Page text:
— Start —

WASHINGTON – The Senate passed sweeping energy legislation Tuesday that offers financial sweeteners for the coal and oil industries, gives incentives to manufacturers of cleaner renewable fuels and aims to reduce American oil consumption by 1 million barrels per day over the next 10 years.

In an impressive display of bipartisan unity, senators voted 85-12 in favor of the bill, setting the stage for difficult talks to reconcile differences with a version that the House of Representatives passed in April. House and Senate negotiators will confront some of the same obstacles that killed an energy bill in 2003.

The White House has expressed a preference for the House bill, which could influence the outcome of the House-Senate conference. But even though President Bush made energy policy a priority from the moment he took office, congressional disputes have managed to thwart him.

The chairman of the Senate Energy Committee, Pete Domenici, R-N.M., hailed the legislation as “an energy bill worthy of our times.” Domenici said, “This is a bill that could indeed be called the clean energy act of 2005.”

However, the bill doesn’t include provisions that environmentalists had sought to require reductions in carbon dioxide emissions as a means of addressing global warming.

It also doesn’t include higher gas-mileage standards for U.S.-made cars.

Though Bush and some lawmakers have cited today’s high gasoline prices as motivation to pass the energy bill, nothing in the legislation is expected to have any short-term effect on the cost of gas at the pump.

But the Senate bill sets an ambitious goal of weaning the country from its dependence on oil and contains far more provisions than the House version to encourage the production of alternative fuels. The Senate measure contains $16 billion in tax breaks over 10 years for energy producers and consumers, double what the House bill provides.

The Senate bill also would double the mandated use of corn-based ethanol, a clean-burning gasoline additive that’s popular in farm states. In addition to bipartisan support for the measure from Midwestern senators, it won backing from potential presidential candidates, who may have their sights on the Iowa presidential caucuses in 2008.

Over objections from utility lobbyists, the Senate would require that by 2020, 10 percent of the U.S. electricity supply be produced by renewable energy sources such as wind, solar or waste products. The White House and the Republican-led House have rejected such a mandate.

— End —

What this task involves:
Copy the energy bill article word for word, everything from "But the Senate" down to "House bill provides.". Work only from the energy bill article.

(Extracted data entries)
— Start —

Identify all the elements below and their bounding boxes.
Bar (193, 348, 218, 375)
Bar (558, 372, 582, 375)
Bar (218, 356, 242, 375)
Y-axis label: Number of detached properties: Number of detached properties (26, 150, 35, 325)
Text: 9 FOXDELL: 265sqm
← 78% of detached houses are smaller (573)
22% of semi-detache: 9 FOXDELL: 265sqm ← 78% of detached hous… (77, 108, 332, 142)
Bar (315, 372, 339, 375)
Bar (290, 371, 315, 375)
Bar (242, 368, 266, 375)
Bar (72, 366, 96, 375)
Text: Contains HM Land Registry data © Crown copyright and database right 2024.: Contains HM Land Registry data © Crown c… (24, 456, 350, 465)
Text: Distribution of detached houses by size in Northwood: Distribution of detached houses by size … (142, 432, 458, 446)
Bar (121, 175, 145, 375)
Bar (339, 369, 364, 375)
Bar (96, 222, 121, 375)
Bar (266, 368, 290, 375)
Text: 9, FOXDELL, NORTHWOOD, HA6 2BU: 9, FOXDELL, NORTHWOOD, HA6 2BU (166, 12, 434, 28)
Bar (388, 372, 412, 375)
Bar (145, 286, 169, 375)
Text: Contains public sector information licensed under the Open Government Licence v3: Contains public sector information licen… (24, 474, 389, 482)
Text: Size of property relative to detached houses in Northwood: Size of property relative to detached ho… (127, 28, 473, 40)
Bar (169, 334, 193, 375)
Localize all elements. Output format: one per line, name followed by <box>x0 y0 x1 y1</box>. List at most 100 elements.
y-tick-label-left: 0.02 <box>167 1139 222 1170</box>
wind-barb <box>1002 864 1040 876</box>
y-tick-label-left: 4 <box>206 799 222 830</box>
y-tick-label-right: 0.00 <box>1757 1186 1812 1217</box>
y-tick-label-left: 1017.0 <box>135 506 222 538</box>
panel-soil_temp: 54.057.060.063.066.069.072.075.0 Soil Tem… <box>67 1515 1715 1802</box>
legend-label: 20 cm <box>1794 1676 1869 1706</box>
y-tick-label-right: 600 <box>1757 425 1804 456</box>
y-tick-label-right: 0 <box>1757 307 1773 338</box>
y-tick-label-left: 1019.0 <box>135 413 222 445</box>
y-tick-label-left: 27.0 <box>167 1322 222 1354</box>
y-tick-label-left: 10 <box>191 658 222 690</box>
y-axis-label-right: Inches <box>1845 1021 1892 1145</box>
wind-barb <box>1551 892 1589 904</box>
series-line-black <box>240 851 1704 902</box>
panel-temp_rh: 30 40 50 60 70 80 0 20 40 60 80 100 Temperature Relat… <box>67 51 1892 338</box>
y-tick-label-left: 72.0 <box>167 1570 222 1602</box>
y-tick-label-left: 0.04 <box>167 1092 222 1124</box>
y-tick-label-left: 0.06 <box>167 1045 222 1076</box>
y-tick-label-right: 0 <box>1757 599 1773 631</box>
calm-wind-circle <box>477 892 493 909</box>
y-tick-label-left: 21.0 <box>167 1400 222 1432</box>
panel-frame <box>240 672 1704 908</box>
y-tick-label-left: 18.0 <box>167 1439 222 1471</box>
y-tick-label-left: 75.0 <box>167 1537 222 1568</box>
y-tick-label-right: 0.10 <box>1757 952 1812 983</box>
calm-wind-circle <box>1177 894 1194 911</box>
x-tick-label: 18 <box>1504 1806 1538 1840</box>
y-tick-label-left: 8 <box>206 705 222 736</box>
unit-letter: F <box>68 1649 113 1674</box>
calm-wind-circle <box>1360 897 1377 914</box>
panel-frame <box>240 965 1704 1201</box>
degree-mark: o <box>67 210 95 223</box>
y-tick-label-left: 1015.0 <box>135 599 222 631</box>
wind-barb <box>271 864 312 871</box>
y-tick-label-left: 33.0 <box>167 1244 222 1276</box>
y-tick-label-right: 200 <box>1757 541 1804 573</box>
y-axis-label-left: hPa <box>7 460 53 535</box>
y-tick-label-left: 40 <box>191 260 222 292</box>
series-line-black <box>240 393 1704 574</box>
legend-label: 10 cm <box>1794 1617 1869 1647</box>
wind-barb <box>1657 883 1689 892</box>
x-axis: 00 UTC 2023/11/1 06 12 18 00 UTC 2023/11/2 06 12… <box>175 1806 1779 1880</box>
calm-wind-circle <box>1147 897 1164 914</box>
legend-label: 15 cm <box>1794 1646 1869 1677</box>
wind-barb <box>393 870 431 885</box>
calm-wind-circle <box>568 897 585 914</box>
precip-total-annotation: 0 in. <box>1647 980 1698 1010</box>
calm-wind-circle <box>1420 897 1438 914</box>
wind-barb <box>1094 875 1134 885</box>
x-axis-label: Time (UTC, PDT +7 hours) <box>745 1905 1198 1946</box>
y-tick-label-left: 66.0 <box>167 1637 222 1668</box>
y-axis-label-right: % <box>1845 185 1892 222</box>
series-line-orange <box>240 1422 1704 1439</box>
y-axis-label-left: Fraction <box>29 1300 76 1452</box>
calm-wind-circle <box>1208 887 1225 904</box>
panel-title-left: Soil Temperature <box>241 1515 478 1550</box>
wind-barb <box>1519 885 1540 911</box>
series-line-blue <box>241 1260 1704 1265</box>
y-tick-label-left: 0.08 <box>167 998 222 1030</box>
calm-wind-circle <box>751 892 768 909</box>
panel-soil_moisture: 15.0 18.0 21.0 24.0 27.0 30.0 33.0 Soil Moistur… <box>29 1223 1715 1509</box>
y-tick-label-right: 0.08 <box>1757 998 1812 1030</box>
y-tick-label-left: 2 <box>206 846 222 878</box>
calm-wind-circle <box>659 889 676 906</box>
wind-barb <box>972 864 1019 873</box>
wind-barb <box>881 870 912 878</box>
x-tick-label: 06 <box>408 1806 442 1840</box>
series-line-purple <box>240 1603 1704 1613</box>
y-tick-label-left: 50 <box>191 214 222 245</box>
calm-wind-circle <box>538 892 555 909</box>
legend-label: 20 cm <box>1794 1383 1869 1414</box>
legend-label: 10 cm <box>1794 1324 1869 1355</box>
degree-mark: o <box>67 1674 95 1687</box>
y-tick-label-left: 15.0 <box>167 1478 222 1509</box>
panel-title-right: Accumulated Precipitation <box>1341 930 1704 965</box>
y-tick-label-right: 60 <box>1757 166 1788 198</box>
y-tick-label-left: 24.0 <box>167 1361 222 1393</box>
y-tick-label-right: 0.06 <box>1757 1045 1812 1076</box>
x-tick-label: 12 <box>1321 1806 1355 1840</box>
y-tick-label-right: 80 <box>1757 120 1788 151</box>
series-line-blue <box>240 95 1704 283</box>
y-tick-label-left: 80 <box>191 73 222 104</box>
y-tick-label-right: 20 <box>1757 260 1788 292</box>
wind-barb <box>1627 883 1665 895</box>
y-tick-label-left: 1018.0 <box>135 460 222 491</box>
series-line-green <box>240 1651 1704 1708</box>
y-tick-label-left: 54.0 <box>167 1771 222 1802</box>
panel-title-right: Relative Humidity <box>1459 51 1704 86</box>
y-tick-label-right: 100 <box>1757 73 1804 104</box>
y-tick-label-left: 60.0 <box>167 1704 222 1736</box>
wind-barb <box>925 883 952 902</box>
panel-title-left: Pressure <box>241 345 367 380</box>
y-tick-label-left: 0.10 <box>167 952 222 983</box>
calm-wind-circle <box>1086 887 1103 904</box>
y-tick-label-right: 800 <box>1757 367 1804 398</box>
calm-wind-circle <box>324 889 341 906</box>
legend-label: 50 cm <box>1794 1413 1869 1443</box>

— End —

Completed task:
But the Senate bill sets an ambitious goal of weaning the country from its dependence on oil and contains far more provisions than the House version to encourage the production of alternative fuels. The Senate measure contains $16 billion in tax breaks over 10 years for energy producers and consumers, double what the House bill provides.